### GIVEN TASK
Pick out each line in these entries that contains the string "Psychological".

----- EXTRACTED DATA

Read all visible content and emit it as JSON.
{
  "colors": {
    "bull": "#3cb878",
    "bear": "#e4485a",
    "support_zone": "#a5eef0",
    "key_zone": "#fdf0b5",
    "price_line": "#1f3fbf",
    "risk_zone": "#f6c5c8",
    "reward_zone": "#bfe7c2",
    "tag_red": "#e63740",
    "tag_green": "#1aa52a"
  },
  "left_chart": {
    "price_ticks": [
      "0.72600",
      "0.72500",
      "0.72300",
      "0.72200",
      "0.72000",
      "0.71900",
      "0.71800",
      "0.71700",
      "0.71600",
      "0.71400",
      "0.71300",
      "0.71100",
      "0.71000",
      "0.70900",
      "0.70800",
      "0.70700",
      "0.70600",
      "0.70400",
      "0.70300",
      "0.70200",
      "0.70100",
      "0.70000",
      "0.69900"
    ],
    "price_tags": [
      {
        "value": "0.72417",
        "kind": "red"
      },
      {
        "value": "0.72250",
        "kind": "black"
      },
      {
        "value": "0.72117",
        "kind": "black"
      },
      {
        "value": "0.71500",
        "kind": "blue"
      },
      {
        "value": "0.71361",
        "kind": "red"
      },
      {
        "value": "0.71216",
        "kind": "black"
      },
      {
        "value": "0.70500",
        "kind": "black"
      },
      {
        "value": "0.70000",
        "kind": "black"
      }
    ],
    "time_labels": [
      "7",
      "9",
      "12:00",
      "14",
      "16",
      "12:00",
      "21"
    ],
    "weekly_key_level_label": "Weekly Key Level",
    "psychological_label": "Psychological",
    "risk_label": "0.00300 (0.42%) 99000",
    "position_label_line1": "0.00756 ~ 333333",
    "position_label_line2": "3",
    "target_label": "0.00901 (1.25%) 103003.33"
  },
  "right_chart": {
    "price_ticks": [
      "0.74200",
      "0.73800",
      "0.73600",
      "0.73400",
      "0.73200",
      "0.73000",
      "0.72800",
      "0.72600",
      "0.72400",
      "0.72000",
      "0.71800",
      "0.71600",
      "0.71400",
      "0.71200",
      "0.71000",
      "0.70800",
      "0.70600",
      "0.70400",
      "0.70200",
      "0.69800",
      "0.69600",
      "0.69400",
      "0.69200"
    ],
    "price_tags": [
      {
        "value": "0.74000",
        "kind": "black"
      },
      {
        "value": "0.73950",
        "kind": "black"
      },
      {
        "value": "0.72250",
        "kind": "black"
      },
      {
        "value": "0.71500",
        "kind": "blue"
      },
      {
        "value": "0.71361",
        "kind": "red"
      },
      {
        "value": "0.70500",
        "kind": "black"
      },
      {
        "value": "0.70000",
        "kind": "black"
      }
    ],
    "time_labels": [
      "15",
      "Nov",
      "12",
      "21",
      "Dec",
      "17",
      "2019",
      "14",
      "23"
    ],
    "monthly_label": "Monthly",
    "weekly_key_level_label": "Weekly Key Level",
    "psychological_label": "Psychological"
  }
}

----------

### WORKED ANSWER
    "psychological_label": "Psychological",
    "psychological_label": "Psychological"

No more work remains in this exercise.